## Problem
Select and reproduce each line of the listing below that bears the string "Loop".

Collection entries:
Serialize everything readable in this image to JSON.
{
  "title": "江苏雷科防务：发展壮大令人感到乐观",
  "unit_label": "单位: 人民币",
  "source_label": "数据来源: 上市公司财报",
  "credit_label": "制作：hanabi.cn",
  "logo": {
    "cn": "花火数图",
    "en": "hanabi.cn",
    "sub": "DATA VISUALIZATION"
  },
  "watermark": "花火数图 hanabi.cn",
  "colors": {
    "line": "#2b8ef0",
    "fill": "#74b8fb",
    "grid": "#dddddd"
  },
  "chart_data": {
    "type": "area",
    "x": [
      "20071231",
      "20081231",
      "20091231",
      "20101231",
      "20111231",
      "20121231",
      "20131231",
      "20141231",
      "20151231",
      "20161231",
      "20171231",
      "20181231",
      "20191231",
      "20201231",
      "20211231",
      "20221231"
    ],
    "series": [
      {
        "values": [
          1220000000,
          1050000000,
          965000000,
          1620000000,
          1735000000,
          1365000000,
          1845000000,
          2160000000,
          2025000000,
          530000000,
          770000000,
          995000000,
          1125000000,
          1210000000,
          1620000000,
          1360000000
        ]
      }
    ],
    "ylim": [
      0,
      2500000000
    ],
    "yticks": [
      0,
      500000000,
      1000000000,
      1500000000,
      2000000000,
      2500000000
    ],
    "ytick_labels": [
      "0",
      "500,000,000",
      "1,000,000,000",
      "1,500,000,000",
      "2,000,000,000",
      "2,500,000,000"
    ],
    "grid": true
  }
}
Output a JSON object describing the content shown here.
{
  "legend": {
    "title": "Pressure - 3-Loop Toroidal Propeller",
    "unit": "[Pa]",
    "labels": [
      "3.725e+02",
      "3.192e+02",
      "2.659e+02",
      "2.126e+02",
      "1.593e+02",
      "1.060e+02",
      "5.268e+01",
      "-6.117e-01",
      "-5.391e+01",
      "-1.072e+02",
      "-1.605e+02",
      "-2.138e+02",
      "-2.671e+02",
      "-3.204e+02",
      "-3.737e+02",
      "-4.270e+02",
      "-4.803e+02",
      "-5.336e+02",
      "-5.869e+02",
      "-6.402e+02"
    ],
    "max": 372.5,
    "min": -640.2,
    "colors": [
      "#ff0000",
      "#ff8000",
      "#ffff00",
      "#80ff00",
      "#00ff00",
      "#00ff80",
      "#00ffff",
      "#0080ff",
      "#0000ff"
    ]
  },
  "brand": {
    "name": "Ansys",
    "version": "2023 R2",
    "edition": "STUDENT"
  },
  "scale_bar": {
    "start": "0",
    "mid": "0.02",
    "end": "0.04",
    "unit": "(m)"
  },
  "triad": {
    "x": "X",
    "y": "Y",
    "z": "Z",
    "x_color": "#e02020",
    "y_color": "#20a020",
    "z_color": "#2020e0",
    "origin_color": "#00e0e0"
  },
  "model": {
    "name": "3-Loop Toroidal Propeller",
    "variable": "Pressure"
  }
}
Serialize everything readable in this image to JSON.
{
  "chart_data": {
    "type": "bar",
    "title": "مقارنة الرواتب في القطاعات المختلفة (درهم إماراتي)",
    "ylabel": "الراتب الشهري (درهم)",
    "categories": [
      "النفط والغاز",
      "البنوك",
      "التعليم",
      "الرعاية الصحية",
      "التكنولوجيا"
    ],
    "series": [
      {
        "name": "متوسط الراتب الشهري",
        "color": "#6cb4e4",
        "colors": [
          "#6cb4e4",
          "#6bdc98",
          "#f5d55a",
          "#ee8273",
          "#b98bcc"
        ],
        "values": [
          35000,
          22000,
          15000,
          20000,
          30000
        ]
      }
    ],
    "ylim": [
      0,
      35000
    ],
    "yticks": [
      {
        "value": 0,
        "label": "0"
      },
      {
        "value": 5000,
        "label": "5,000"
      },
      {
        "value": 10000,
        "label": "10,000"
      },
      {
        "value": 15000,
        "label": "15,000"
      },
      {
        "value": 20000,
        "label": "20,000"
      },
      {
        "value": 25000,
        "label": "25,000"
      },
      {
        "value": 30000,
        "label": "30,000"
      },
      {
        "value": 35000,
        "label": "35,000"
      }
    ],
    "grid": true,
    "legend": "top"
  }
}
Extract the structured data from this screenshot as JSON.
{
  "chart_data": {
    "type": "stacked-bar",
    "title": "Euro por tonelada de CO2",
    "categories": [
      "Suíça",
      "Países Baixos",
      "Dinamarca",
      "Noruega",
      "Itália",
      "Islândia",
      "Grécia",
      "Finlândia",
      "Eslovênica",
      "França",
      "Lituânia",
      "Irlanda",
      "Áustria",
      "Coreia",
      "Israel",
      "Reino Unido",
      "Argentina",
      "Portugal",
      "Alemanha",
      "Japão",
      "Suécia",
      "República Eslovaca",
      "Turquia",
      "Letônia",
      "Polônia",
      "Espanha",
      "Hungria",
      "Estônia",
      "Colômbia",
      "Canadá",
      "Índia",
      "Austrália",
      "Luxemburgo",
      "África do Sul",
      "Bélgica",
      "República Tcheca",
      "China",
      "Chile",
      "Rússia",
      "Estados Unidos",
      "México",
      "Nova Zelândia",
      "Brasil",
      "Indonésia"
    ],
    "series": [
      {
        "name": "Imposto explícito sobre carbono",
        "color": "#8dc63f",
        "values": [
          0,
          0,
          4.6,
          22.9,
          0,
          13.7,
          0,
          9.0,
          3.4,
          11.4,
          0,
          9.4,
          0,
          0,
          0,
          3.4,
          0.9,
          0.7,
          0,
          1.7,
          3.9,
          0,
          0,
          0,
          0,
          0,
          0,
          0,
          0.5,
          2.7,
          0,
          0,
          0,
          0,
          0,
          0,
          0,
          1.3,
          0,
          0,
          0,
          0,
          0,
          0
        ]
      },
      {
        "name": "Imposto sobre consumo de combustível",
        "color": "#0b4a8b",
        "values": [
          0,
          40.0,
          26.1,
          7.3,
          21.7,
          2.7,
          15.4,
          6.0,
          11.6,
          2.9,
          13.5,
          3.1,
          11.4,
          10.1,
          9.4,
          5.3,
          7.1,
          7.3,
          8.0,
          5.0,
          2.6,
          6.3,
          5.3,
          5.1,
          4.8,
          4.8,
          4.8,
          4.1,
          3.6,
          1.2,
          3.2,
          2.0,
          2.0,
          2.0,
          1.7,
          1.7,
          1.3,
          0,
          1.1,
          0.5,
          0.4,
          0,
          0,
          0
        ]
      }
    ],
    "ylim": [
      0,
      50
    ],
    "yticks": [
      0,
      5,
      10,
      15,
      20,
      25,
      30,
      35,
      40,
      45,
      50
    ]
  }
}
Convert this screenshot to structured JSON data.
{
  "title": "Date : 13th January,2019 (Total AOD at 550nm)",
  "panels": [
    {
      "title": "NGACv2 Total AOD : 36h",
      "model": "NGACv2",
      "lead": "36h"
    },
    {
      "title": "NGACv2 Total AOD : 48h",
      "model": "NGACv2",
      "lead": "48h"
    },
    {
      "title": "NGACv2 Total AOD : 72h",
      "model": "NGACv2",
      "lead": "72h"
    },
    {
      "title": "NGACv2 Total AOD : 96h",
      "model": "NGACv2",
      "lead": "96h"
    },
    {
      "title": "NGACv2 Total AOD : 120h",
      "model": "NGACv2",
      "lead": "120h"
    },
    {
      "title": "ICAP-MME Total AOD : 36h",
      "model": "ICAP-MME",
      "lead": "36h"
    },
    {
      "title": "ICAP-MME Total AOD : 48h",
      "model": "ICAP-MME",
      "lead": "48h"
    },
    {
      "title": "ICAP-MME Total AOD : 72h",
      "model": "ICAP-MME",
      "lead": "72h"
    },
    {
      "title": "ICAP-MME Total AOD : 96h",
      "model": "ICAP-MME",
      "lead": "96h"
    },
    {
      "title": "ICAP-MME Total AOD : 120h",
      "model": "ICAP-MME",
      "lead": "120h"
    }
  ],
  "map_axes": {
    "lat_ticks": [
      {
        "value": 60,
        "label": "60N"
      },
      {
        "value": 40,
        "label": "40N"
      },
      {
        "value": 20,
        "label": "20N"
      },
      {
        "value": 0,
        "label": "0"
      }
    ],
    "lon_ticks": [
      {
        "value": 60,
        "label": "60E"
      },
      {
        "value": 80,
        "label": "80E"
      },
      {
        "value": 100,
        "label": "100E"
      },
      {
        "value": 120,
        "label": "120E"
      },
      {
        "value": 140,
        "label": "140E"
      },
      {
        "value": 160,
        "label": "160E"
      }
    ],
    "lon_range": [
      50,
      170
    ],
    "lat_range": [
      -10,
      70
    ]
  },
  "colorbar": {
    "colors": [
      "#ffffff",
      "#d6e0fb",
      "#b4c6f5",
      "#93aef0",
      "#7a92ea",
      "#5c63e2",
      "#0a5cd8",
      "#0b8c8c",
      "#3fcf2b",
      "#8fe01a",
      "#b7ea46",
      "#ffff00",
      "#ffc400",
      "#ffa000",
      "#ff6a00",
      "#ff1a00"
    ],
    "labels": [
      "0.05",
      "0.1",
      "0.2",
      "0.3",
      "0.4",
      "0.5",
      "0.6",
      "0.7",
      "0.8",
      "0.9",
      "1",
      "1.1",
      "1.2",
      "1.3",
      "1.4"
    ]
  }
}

## Result below
    "title": "Pressure - 3-Loop Toroidal Propeller",
    "name": "3-Loop Toroidal Propeller",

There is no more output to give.